- **Your goal**: Images are excluded; otherwise, output every record exactly.

- **Material for this exercise**:
╔══

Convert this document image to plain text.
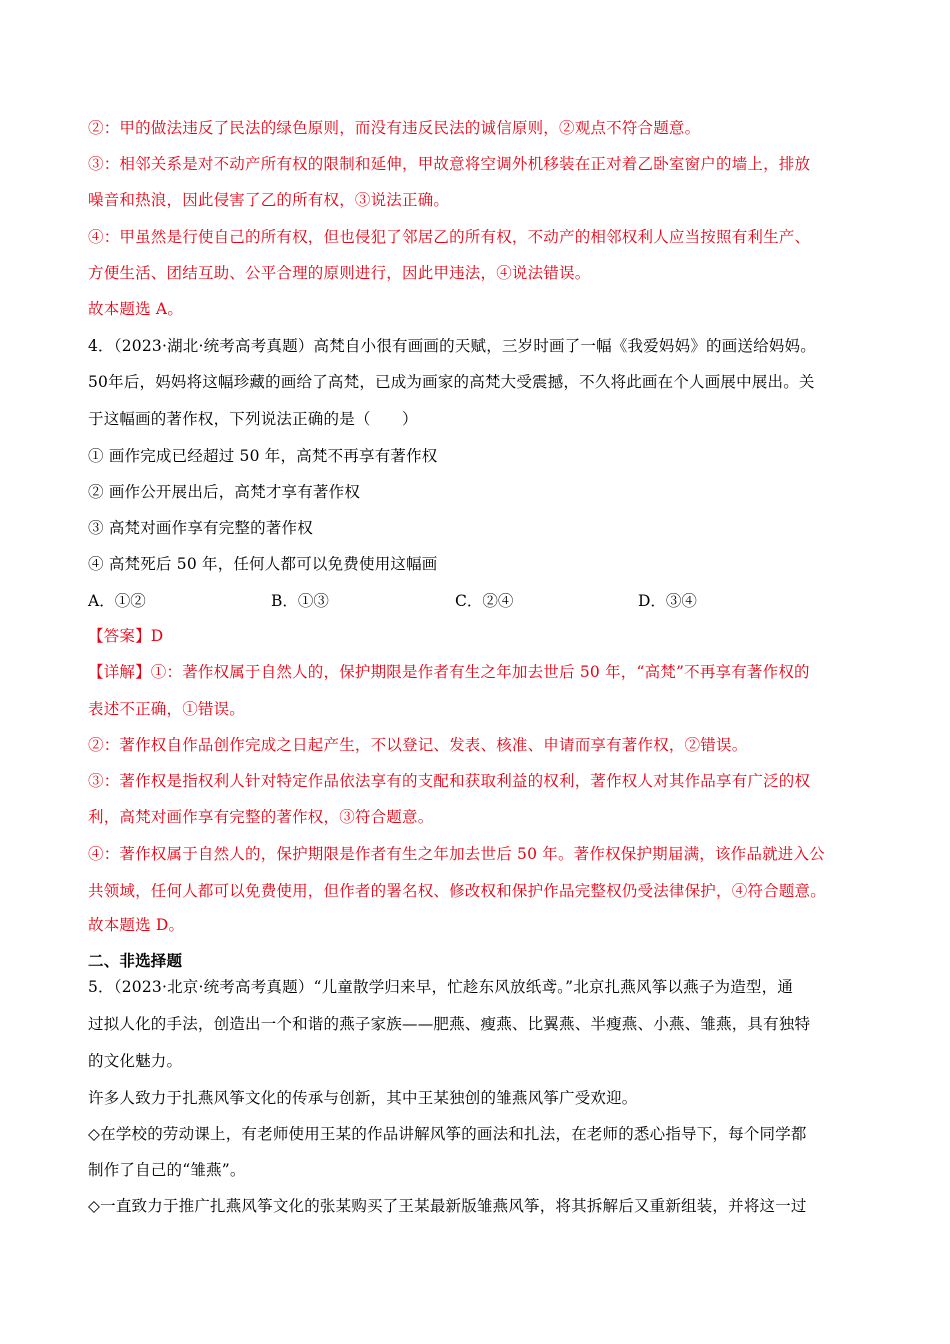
②：甲的做法违反了民法的绿色原则，而没有违反民法的诚信原则，②观点不符合题意。
③：相邻关系是对不动产所有权的限制和延伸，甲故意将空调外机移装在正对着乙卧室窗户的墙上，排放
噪音和热浪，因此侵害了乙的所有权，③说法正确。
④：甲虽然是行使自己的所有权，但也侵犯了邻居乙的所有权，不动产的相邻权利人应当按照有利生产、
方便生活、团结互助、公平合理的原则进行，因此甲违法，④说法错误。
故本题选 A。
4．（2023·湖北·统考高考真题）高梵自小很有画画的天赋，三岁时画了一幅《我爱妈妈》的画送给妈妈。
50年后，妈妈将这幅珍藏的画给了高梵，已成为画家的高梵大受震撼，不久将此画在个人画展中展出。关
于这幅画的著作权，下列说法正确的是（　　）
① 画作完成已经超过 50 年，高梵不再享有著作权
② 画作公开展出后，高梵才享有著作权
③ 高梵对画作享有完整的著作权
④ 高梵死后 50 年，任何人都可以免费使用这幅画
A．①②	B．①③	C．②④	D．③④
【答案】D
【详解】①：著作权属于自然人的，保护期限是作者有生之年加去世后 50 年，“高梵”不再享有著作权的
表述不正确，①错误。
②：著作权自作品创作完成之日起产生，不以登记、发表、核准、申请而享有著作权，②错误。
③：著作权是指权利人针对特定作品依法享有的支配和获取利益的权利，著作权人对其作品享有广泛的权
利，高梵对画作享有完整的著作权，③符合题意。
④：著作权属于自然人的，保护期限是作者有生之年加去世后 50 年。著作权保护期届满，该作品就进入公
共领域，任何人都可以免费使用，但作者的署名权、修改权和保护作品完整权仍受法律保护，④符合题意。
故本题选 D。
二、非选择题
5．（2023·北京·统考高考真题）“儿童散学归来早，忙趁东风放纸鸢。”北京扎燕风筝以燕子为造型，通
过拟人化的手法，创造出一个和谐的燕子家族——肥燕、瘦燕、比翼燕、半瘦燕、小燕、雏燕，具有独特
的文化魅力。
许多人致力于扎燕风筝文化的传承与创新，其中王某独创的雏燕风筝广受欢迎。
◇在学校的劳动课上，有老师使用王某的作品讲解风筝的画法和扎法，在老师的悉心指导下，每个同学都
制作了自己的“雏燕”。
◇一直致力于推广扎燕风筝文化的张某购买了王某最新版雏燕风筝，将其拆解后又重新组装，并将这一过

╚══

- **Answer to the problem**:
Convert this document image to plain text.
②：甲的做法违反了民法的绿色原则，而没有违反民法的诚信原则，②观点不符合题意。
③：相邻关系是对不动产所有权的限制和延伸，甲故意将空调外机移装在正对着乙卧室窗户的墙上，排放
噪音和热浪，因此侵害了乙的所有权，③说法正确。
④：甲虽然是行使自己的所有权，但也侵犯了邻居乙的所有权，不动产的相邻权利人应当按照有利生产、
方便生活、团结互助、公平合理的原则进行，因此甲违法，④说法错误。
故本题选 A。
4．（2023·湖北·统考高考真题）高梵自小很有画画的天赋，三岁时画了一幅《我爱妈妈》的画送给妈妈。
50年后，妈妈将这幅珍藏的画给了高梵，已成为画家的高梵大受震撼，不久将此画在个人画展中展出。关
于这幅画的著作权，下列说法正确的是（　　）
① 画作完成已经超过 50 年，高梵不再享有著作权
② 画作公开展出后，高梵才享有著作权
③ 高梵对画作享有完整的著作权
④ 高梵死后 50 年，任何人都可以免费使用这幅画
A．①②	B．①③	C．②④	D．③④
【答案】D
【详解】①：著作权属于自然人的，保护期限是作者有生之年加去世后 50 年，“高梵”不再享有著作权的
表述不正确，①错误。
②：著作权自作品创作完成之日起产生，不以登记、发表、核准、申请而享有著作权，②错误。
③：著作权是指权利人针对特定作品依法享有的支配和获取利益的权利，著作权人对其作品享有广泛的权
利，高梵对画作享有完整的著作权，③符合题意。
④：著作权属于自然人的，保护期限是作者有生之年加去世后 50 年。著作权保护期届满，该作品就进入公
共领域，任何人都可以免费使用，但作者的署名权、修改权和保护作品完整权仍受法律保护，④符合题意。
故本题选 D。
二、非选择题
5．（2023·北京·统考高考真题）“儿童散学归来早，忙趁东风放纸鸢。”北京扎燕风筝以燕子为造型，通
过拟人化的手法，创造出一个和谐的燕子家族——肥燕、瘦燕、比翼燕、半瘦燕、小燕、雏燕，具有独特
的文化魅力。
许多人致力于扎燕风筝文化的传承与创新，其中王某独创的雏燕风筝广受欢迎。
◇在学校的劳动课上，有老师使用王某的作品讲解风筝的画法和扎法，在老师的悉心指导下，每个同学都
制作了自己的“雏燕”。
◇一直致力于推广扎燕风筝文化的张某购买了王某最新版雏燕风筝，将其拆解后又重新组装，并将这一过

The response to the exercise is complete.